→ EXERCISE: Could you write out the records below exactly as they appear, leaving out any pictures?
* BEGIN SUPPLIED RECORDS *
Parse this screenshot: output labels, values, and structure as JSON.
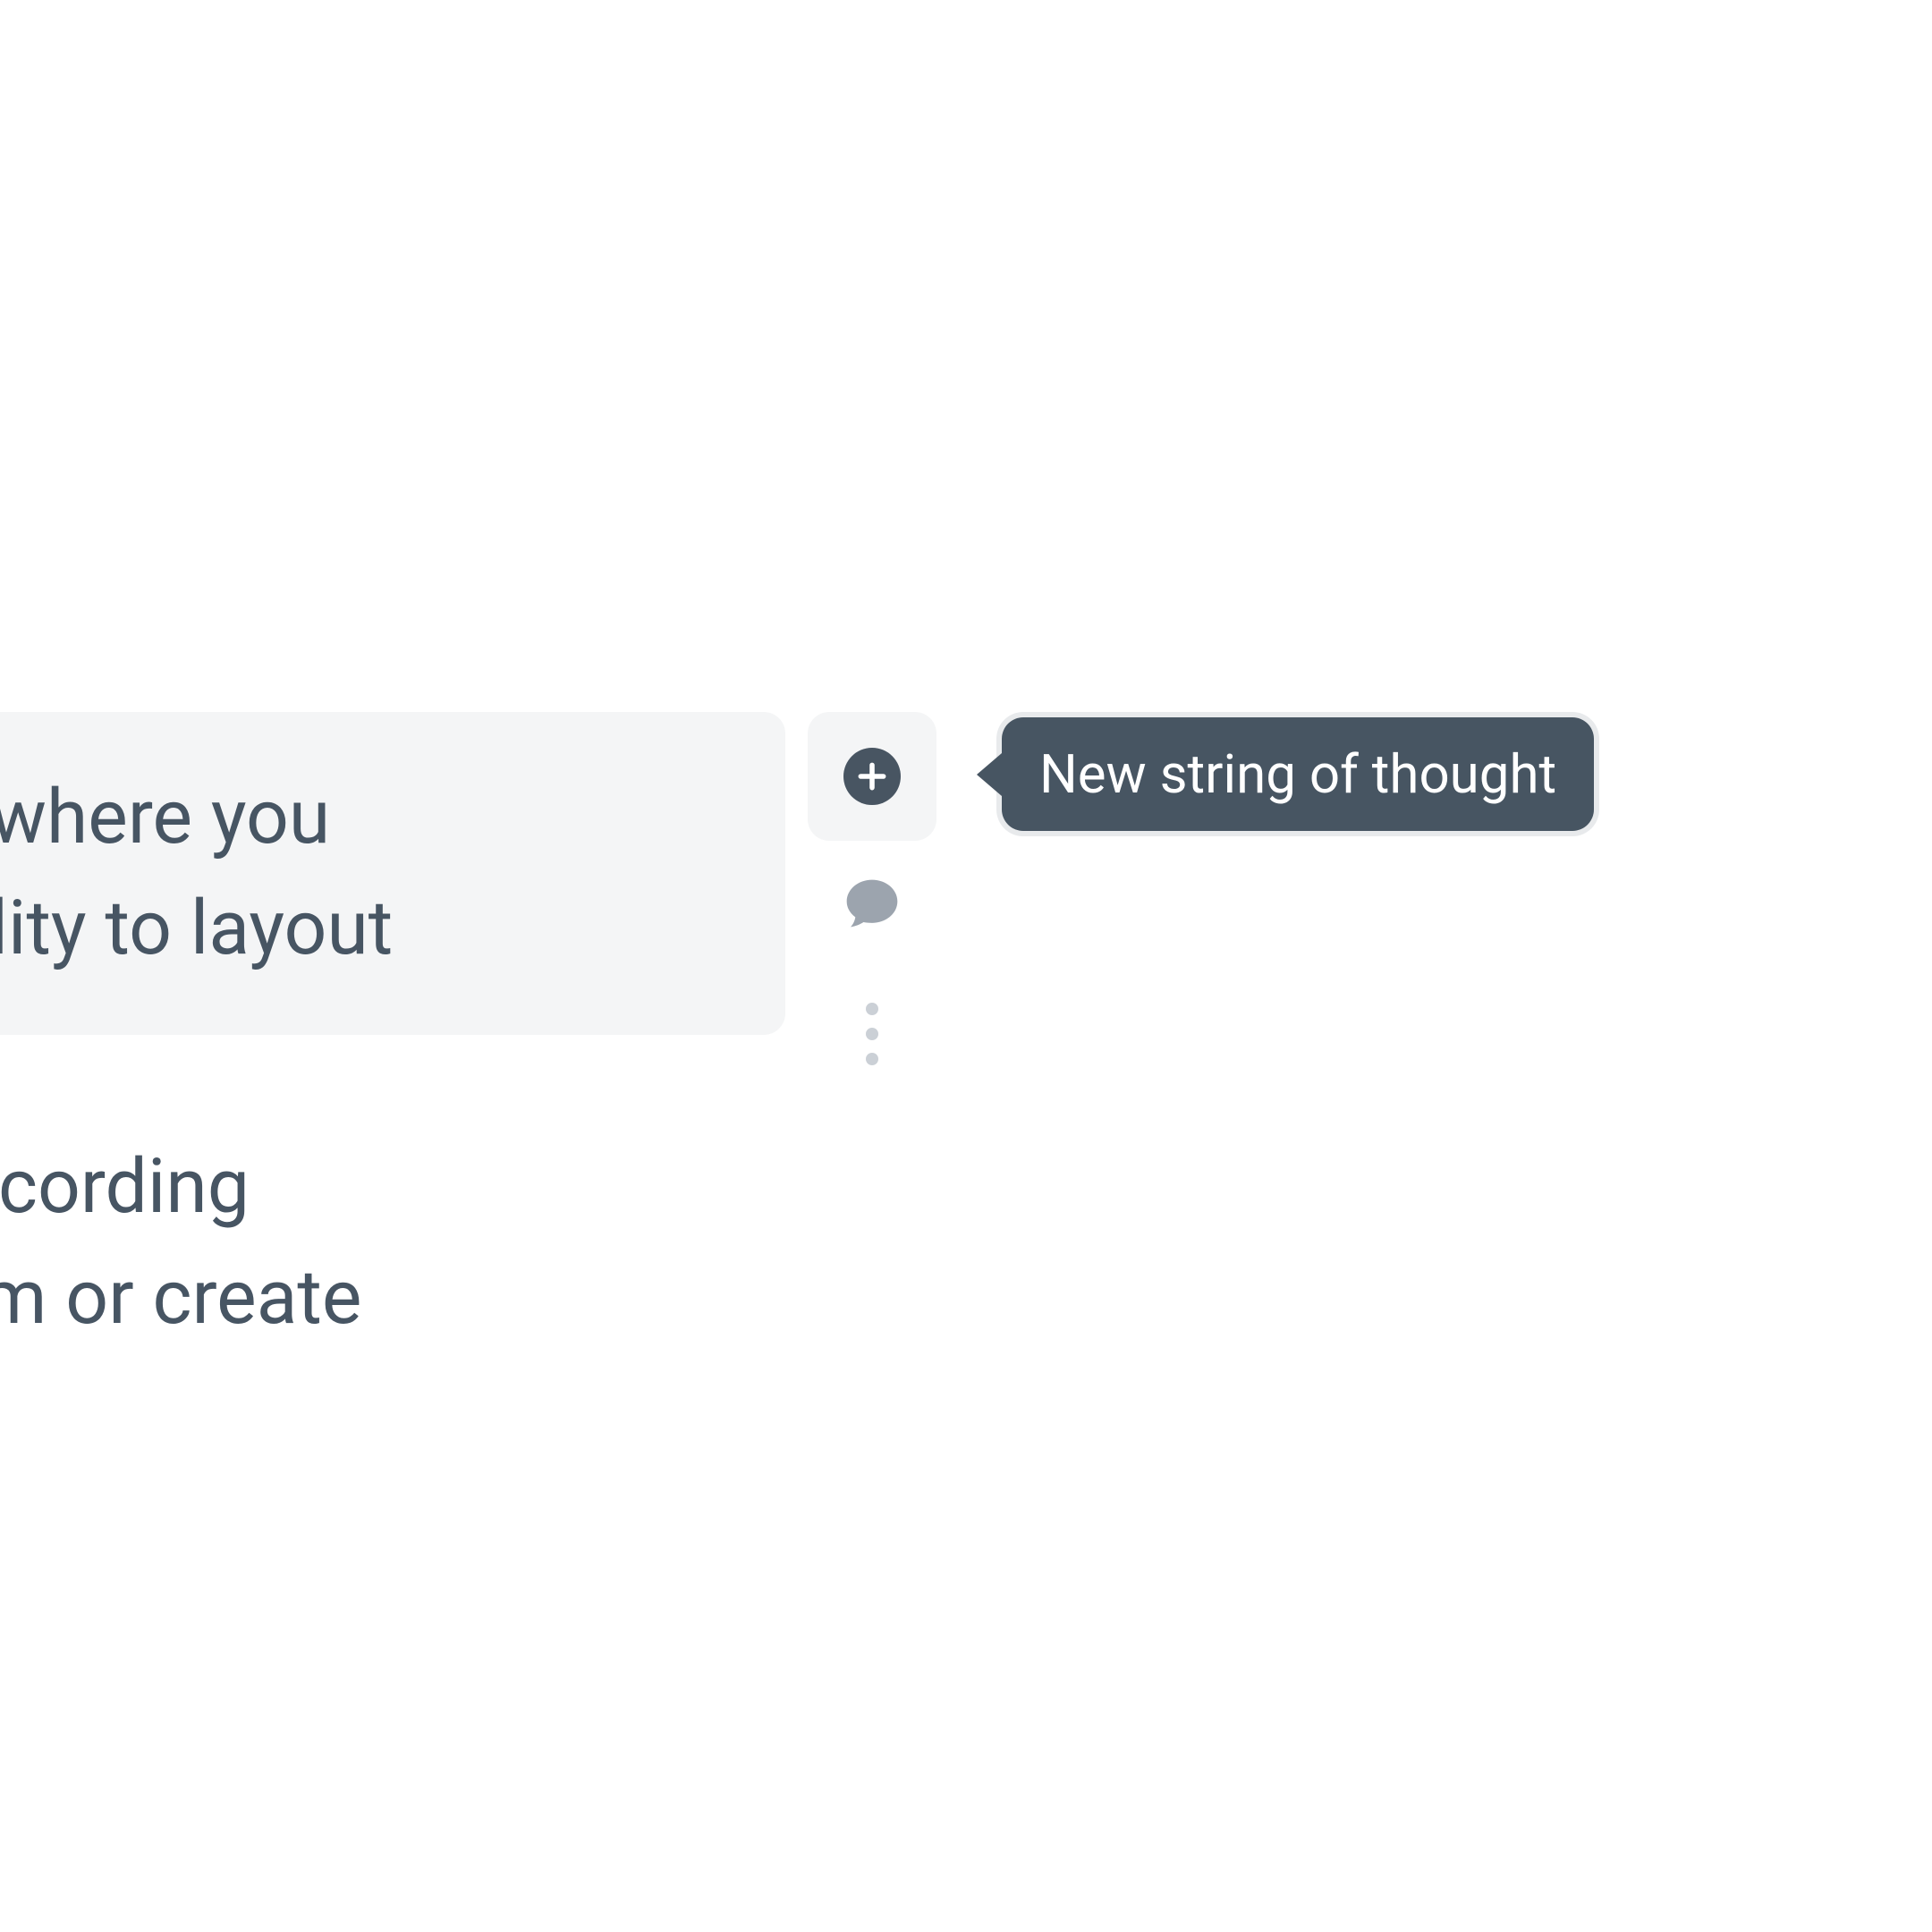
{
  "content": {
    "block_line1": "esearch where you",
    "block_line2": "s the ability to layout",
    "below_line1": "ovide is recording",
    "below_line2": " top of them or create"
  },
  "toolbar": {
    "tooltip_text": "New string of thought"
  }
}
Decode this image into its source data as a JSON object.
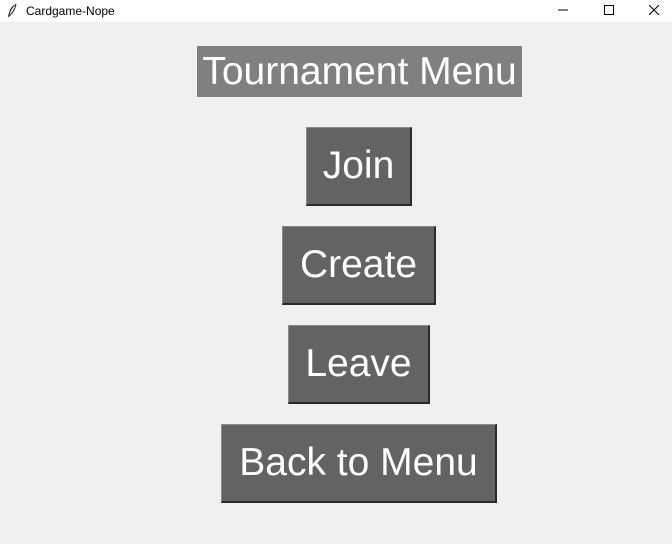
{
  "window": {
    "title": "Cardgame-Nope",
    "app_icon": "feather-icon"
  },
  "menu": {
    "heading": "Tournament Menu",
    "buttons": [
      {
        "label": "Join"
      },
      {
        "label": "Create"
      },
      {
        "label": "Leave"
      },
      {
        "label": "Back to Menu"
      }
    ]
  },
  "colors": {
    "background": "#f0f0f0",
    "heading_bg": "#808080",
    "button_bg": "#636363",
    "text": "#ffffff"
  }
}
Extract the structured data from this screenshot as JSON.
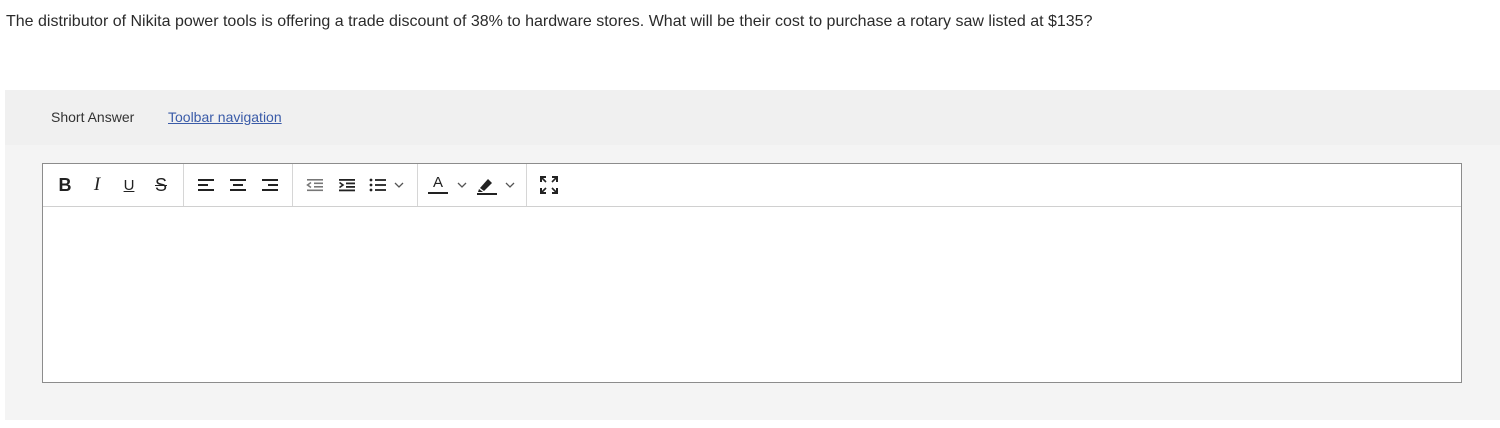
{
  "question": {
    "text": "The distributor of Nikita power tools is offering a trade discount of 38% to hardware stores. What will be their cost to purchase a rotary saw listed at $135?"
  },
  "answer_panel": {
    "type_label": "Short Answer",
    "toolbar_nav_label": "Toolbar navigation"
  },
  "toolbar": {
    "bold": "B",
    "italic": "I",
    "underline": "U",
    "strikethrough": "S",
    "icons": [
      "bold-icon",
      "italic-icon",
      "underline-icon",
      "strikethrough-icon",
      "align-left-icon",
      "align-center-icon",
      "align-right-icon",
      "outdent-icon",
      "indent-icon",
      "bullet-list-icon",
      "text-color-icon",
      "highlight-color-icon",
      "fullscreen-icon"
    ],
    "text_color_letter": "A"
  },
  "editor": {
    "value": ""
  }
}
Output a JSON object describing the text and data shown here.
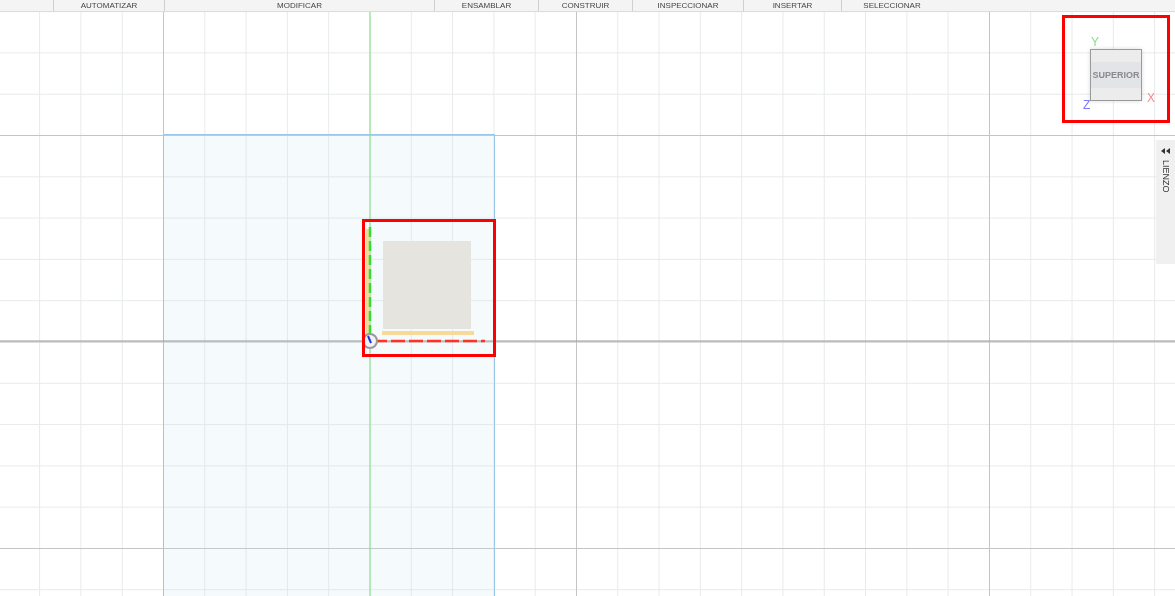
{
  "toolbar": {
    "tabs": [
      {
        "label": "AUTOMATIZAR"
      },
      {
        "label": "MODIFICAR"
      },
      {
        "label": "ENSAMBLAR"
      },
      {
        "label": "CONSTRUIR"
      },
      {
        "label": "INSPECCIONAR"
      },
      {
        "label": "INSERTAR"
      },
      {
        "label": "SELECCIONAR"
      }
    ]
  },
  "view_cube": {
    "face": "SUPERIOR",
    "axes": {
      "x": "X",
      "y": "Y",
      "z": "Z"
    }
  },
  "side_panel": {
    "label": "LIENZO"
  }
}
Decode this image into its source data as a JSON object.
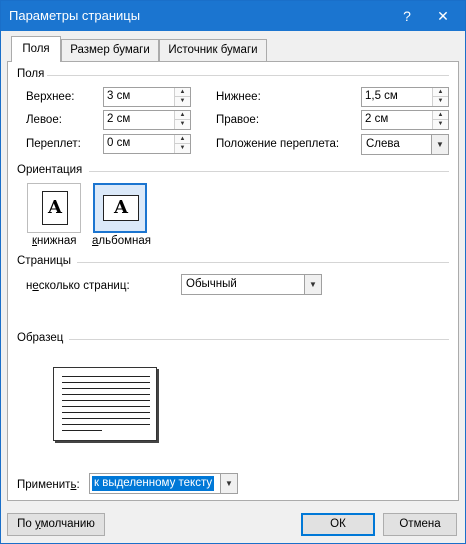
{
  "window": {
    "title": "Параметры страницы",
    "help_glyph": "?",
    "close_glyph": "✕"
  },
  "tabs": [
    "Поля",
    "Размер бумаги",
    "Источник бумаги"
  ],
  "margins": {
    "section_title": "Поля",
    "top_label": "Верхнее:",
    "top_value": "3 см",
    "bottom_label": "Нижнее:",
    "bottom_value": "1,5 см",
    "left_label": "Левое:",
    "left_value": "2 см",
    "right_label": "Правое:",
    "right_value": "2 см",
    "gutter_label": "Переплет:",
    "gutter_value": "0 см",
    "gutter_pos_label": "Положение переплета:",
    "gutter_pos_value": "Слева"
  },
  "orientation": {
    "section_title": "Ориентация",
    "portrait_label": "книжная",
    "landscape_label": "альбомная",
    "glyph": "A",
    "selected": "landscape"
  },
  "pages": {
    "section_title": "Страницы",
    "multiple_label": "несколько страниц:",
    "multiple_value": "Обычный"
  },
  "preview": {
    "section_title": "Образец"
  },
  "apply": {
    "label": "Применить:",
    "value": "к выделенному тексту"
  },
  "buttons": {
    "default": "По умолчанию",
    "ok": "ОК",
    "cancel": "Отмена"
  },
  "icons": {
    "spin_up": "▲",
    "spin_down": "▼",
    "dropdown": "▼"
  }
}
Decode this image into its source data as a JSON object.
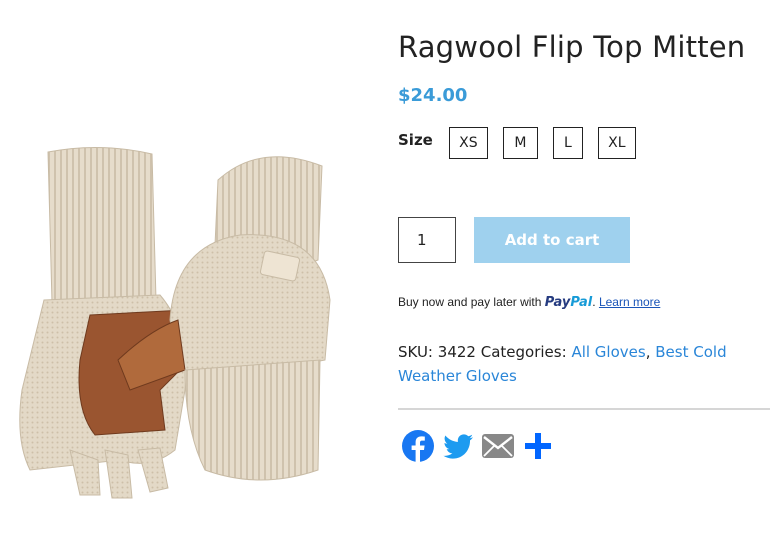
{
  "product": {
    "title": "Ragwool Flip Top Mitten",
    "price": "$24.00",
    "image_alt": "Ragwool Flip Top Mitten"
  },
  "size": {
    "label": "Size",
    "options": [
      "XS",
      "M",
      "L",
      "XL"
    ]
  },
  "cart": {
    "quantity": "1",
    "add_label": "Add to cart"
  },
  "paypal": {
    "prefix": "Buy now and pay later with",
    "logo_pay": "Pay",
    "logo_pal": "Pal",
    "suffix": ".",
    "learn_more": "Learn more"
  },
  "meta": {
    "sku_label": "SKU:",
    "sku": "3422",
    "categories_label": "Categories:",
    "categories": [
      "All Gloves",
      "Best Cold Weather Gloves"
    ],
    "separator": ","
  },
  "share": {
    "networks": [
      "facebook-icon",
      "twitter-icon",
      "email-icon",
      "share-icon"
    ]
  },
  "colors": {
    "price": "#3a9bd8",
    "add_to_cart": "#9fd1ee",
    "link": "#2a86d8",
    "facebook": "#1877f2",
    "twitter": "#1d9bf0",
    "email": "#888888",
    "share": "#0166ff"
  }
}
* END SUPPLIED RECORDS *
→ RESPONSE:
Parse this screenshot: output labels, values, and structure as JSON.
{
  "content": {
    "block_line1": "esearch where you",
    "block_line2": "s the ability to layout",
    "below_line1": "ovide is recording",
    "below_line2": " top of them or create"
  },
  "toolbar": {
    "tooltip_text": "New string of thought"
  }
}
Decode this image into its source data as a JSON object.
{
  "window": {
    "title": "Cardgame-Nope",
    "app_icon": "feather-icon"
  },
  "menu": {
    "heading": "Tournament Menu",
    "buttons": [
      {
        "label": "Join"
      },
      {
        "label": "Create"
      },
      {
        "label": "Leave"
      },
      {
        "label": "Back to Menu"
      }
    ]
  },
  "colors": {
    "background": "#f0f0f0",
    "heading_bg": "#808080",
    "button_bg": "#636363",
    "text": "#ffffff"
  }
}
Extract the structured data from this screenshot as JSON.
{
  "question": {
    "text": "The distributor of Nikita power tools is offering a trade discount of 38% to hardware stores. What will be their cost to purchase a rotary saw listed at $135?"
  },
  "answer_panel": {
    "type_label": "Short Answer",
    "toolbar_nav_label": "Toolbar navigation"
  },
  "toolbar": {
    "bold": "B",
    "italic": "I",
    "underline": "U",
    "strikethrough": "S",
    "icons": [
      "bold-icon",
      "italic-icon",
      "underline-icon",
      "strikethrough-icon",
      "align-left-icon",
      "align-center-icon",
      "align-right-icon",
      "outdent-icon",
      "indent-icon",
      "bullet-list-icon",
      "text-color-icon",
      "highlight-color-icon",
      "fullscreen-icon"
    ],
    "text_color_letter": "A"
  },
  "editor": {
    "value": ""
  }
}
Output a JSON object describing the text and data shown here.
{
  "toolbar": {
    "tabs": [
      {
        "label": "AUTOMATIZAR"
      },
      {
        "label": "MODIFICAR"
      },
      {
        "label": "ENSAMBLAR"
      },
      {
        "label": "CONSTRUIR"
      },
      {
        "label": "INSPECCIONAR"
      },
      {
        "label": "INSERTAR"
      },
      {
        "label": "SELECCIONAR"
      }
    ]
  },
  "view_cube": {
    "face": "SUPERIOR",
    "axes": {
      "x": "X",
      "y": "Y",
      "z": "Z"
    }
  },
  "side_panel": {
    "label": "LIENZO"
  }
}
Decode this image into its source data as a JSON object.
{
  "window": {
    "title": "Параметры страницы",
    "help_glyph": "?",
    "close_glyph": "✕"
  },
  "tabs": [
    "Поля",
    "Размер бумаги",
    "Источник бумаги"
  ],
  "margins": {
    "section_title": "Поля",
    "top_label": "Верхнее:",
    "top_value": "3 см",
    "bottom_label": "Нижнее:",
    "bottom_value": "1,5 см",
    "left_label": "Левое:",
    "left_value": "2 см",
    "right_label": "Правое:",
    "right_value": "2 см",
    "gutter_label": "Переплет:",
    "gutter_value": "0 см",
    "gutter_pos_label": "Положение переплета:",
    "gutter_pos_value": "Слева"
  },
  "orientation": {
    "section_title": "Ориентация",
    "portrait_label": "книжная",
    "landscape_label": "альбомная",
    "glyph": "A",
    "selected": "landscape"
  },
  "pages": {
    "section_title": "Страницы",
    "multiple_label": "несколько страниц:",
    "multiple_value": "Обычный"
  },
  "preview": {
    "section_title": "Образец"
  },
  "apply": {
    "label": "Применить:",
    "value": "к выделенному тексту"
  },
  "buttons": {
    "default": "По умолчанию",
    "ok": "ОК",
    "cancel": "Отмена"
  },
  "icons": {
    "spin_up": "▲",
    "spin_down": "▼",
    "dropdown": "▼"
  }
}
Decode this image into its source data as a JSON object.
{
  "product": {
    "title": "Ragwool Flip Top Mitten",
    "price": "$24.00",
    "image_alt": "Ragwool Flip Top Mitten"
  },
  "size": {
    "label": "Size",
    "options": [
      "XS",
      "M",
      "L",
      "XL"
    ]
  },
  "cart": {
    "quantity": "1",
    "add_label": "Add to cart"
  },
  "paypal": {
    "prefix": "Buy now and pay later with",
    "logo_pay": "Pay",
    "logo_pal": "Pal",
    "suffix": ".",
    "learn_more": "Learn more"
  },
  "meta": {
    "sku_label": "SKU:",
    "sku": "3422",
    "categories_label": "Categories:",
    "categories": [
      "All Gloves",
      "Best Cold Weather Gloves"
    ],
    "separator": ","
  },
  "share": {
    "networks": [
      "facebook-icon",
      "twitter-icon",
      "email-icon",
      "share-icon"
    ]
  },
  "colors": {
    "price": "#3a9bd8",
    "add_to_cart": "#9fd1ee",
    "link": "#2a86d8",
    "facebook": "#1877f2",
    "twitter": "#1d9bf0",
    "email": "#888888",
    "share": "#0166ff"
  }
}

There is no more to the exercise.